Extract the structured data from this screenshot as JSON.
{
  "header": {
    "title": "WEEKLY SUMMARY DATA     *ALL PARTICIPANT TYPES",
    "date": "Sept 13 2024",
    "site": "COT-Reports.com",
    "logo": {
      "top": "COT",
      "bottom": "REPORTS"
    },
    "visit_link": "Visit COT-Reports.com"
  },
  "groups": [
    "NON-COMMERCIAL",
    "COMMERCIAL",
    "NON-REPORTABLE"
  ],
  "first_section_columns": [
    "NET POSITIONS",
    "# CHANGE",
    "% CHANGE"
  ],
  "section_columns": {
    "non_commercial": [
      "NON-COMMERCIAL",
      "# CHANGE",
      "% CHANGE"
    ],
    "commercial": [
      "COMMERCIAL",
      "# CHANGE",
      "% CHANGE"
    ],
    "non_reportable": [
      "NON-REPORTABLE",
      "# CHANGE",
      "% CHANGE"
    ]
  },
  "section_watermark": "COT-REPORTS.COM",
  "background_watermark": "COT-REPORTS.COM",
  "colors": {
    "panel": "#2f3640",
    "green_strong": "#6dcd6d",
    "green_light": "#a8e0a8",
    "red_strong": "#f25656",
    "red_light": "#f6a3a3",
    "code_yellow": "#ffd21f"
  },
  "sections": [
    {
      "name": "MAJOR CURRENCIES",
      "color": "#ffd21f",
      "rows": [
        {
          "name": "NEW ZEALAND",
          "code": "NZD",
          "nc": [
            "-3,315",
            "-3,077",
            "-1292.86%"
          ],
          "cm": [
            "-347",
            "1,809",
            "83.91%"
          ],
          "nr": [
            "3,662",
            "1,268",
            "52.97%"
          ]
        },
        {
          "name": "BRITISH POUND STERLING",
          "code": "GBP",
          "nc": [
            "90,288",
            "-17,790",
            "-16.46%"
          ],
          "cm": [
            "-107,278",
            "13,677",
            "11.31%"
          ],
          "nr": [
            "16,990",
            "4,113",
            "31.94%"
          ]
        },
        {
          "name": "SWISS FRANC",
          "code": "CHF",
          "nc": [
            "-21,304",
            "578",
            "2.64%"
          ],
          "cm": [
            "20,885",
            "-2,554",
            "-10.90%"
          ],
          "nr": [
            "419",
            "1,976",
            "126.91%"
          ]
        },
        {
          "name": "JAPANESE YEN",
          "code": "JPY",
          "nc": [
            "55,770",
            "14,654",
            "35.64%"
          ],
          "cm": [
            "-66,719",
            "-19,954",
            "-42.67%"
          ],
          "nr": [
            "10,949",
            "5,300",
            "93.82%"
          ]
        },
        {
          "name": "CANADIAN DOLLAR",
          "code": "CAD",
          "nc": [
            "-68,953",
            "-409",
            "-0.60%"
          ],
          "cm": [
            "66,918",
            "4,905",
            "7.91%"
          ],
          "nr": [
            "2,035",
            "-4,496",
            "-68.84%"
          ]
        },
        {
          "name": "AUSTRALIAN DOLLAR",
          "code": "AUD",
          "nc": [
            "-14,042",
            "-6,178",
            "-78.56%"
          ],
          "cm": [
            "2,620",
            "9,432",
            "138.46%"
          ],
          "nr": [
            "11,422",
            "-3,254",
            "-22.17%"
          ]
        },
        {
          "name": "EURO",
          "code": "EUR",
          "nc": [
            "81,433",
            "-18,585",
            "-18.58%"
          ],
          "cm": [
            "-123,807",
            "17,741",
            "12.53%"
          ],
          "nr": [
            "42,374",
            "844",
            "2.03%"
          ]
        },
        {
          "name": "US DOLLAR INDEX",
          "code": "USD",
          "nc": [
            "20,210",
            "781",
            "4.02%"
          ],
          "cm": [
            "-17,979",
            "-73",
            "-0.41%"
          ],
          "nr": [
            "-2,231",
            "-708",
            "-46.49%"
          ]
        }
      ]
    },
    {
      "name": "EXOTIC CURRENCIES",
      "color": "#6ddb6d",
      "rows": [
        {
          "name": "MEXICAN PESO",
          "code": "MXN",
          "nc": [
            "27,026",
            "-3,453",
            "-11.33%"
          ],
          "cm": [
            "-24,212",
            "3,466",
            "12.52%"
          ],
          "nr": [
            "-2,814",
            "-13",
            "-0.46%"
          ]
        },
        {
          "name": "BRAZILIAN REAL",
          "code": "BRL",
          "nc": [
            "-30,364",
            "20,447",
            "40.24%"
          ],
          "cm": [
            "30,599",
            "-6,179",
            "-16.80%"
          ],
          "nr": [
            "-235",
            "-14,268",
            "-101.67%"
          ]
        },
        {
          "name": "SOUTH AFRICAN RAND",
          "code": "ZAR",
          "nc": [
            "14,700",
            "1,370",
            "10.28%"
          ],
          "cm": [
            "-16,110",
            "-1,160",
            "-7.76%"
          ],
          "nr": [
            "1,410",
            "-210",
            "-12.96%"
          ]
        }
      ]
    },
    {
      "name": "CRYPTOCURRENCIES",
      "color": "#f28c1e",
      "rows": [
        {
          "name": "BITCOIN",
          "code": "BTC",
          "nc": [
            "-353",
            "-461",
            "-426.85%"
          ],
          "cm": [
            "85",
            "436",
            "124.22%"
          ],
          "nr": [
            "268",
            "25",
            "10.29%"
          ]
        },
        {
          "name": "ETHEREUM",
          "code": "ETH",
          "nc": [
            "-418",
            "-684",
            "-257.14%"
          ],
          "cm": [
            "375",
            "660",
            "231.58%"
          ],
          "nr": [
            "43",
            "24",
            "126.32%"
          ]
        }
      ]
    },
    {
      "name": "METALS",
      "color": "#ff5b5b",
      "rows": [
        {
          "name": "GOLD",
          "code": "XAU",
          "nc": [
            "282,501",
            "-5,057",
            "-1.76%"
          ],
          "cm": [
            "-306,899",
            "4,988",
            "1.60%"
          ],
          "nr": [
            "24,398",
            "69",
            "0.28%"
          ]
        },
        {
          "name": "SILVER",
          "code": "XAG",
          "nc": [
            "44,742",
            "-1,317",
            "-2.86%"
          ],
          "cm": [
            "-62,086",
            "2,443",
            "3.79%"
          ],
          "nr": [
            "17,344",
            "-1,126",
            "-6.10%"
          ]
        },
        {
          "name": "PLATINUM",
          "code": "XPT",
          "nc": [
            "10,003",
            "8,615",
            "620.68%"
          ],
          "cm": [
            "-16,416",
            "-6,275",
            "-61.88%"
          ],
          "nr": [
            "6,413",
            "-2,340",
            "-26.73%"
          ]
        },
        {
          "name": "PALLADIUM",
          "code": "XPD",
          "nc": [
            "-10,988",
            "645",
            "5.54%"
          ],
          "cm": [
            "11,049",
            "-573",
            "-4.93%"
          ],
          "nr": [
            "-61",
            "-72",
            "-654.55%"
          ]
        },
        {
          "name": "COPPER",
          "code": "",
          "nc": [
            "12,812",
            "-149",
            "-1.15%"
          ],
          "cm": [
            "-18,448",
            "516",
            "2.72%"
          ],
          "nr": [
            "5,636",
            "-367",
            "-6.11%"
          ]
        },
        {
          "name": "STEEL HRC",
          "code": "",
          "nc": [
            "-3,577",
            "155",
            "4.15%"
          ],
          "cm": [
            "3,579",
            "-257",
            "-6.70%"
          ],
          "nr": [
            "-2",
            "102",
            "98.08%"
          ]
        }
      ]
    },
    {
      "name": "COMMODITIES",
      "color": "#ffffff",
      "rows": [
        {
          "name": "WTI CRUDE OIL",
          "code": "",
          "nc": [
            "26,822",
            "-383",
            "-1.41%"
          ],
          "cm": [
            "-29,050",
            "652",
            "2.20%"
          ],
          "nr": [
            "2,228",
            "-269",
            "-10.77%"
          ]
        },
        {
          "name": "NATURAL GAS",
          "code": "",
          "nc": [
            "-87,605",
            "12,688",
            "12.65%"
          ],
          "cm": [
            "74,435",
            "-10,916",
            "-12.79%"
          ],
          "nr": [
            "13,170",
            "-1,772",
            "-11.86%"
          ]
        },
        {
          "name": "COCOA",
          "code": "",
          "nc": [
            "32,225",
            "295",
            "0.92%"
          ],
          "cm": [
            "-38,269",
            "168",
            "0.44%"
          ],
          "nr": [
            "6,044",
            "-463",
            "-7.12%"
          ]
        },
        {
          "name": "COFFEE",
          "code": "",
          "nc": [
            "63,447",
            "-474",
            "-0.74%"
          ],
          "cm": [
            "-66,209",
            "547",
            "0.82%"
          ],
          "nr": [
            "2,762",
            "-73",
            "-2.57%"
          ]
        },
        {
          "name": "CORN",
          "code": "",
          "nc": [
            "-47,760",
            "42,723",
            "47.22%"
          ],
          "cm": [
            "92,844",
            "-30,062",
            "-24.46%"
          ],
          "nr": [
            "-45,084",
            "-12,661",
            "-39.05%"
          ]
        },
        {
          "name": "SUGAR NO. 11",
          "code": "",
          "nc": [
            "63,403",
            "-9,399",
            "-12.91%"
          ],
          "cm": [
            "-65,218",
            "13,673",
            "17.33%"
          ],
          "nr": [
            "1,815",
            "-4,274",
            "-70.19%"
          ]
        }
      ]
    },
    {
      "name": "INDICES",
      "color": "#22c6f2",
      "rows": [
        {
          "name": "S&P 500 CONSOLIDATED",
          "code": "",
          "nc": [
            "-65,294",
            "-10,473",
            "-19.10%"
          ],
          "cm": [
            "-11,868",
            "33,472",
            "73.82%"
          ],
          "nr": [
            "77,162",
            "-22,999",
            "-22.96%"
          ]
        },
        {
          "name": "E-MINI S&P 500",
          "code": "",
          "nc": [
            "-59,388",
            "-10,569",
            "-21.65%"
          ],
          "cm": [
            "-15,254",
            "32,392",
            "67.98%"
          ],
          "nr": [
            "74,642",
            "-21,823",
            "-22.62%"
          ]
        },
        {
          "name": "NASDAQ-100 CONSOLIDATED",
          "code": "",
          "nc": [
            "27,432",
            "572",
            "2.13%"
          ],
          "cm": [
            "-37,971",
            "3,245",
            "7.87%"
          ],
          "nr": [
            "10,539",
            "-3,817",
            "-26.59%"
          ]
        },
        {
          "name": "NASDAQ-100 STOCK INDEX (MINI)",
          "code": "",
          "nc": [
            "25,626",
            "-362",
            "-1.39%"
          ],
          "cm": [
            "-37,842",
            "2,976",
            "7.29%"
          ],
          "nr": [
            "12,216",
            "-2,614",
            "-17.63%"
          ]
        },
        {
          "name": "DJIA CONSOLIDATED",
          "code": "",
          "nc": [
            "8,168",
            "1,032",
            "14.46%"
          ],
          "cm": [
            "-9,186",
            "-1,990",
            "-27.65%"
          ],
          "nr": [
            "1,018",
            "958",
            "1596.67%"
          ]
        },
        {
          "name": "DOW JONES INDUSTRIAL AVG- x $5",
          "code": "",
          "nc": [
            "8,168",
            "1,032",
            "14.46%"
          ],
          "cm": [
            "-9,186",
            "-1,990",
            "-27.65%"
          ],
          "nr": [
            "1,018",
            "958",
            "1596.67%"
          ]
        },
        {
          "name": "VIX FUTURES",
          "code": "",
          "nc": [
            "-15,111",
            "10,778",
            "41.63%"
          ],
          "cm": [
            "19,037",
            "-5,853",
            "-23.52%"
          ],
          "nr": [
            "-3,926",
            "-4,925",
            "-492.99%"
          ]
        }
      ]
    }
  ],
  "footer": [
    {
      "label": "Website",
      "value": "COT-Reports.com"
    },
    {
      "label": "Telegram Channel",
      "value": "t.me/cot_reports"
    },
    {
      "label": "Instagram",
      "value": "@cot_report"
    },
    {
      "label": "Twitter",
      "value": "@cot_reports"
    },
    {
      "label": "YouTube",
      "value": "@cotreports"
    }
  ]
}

> _DO THIS_:
Report back each line of the entries that holds the string "INDEX".

> _SOLUTION TO THE EXERCISE_:
          "name": "US DOLLAR INDEX",
          "name": "NASDAQ-100 STOCK INDEX (MINI)",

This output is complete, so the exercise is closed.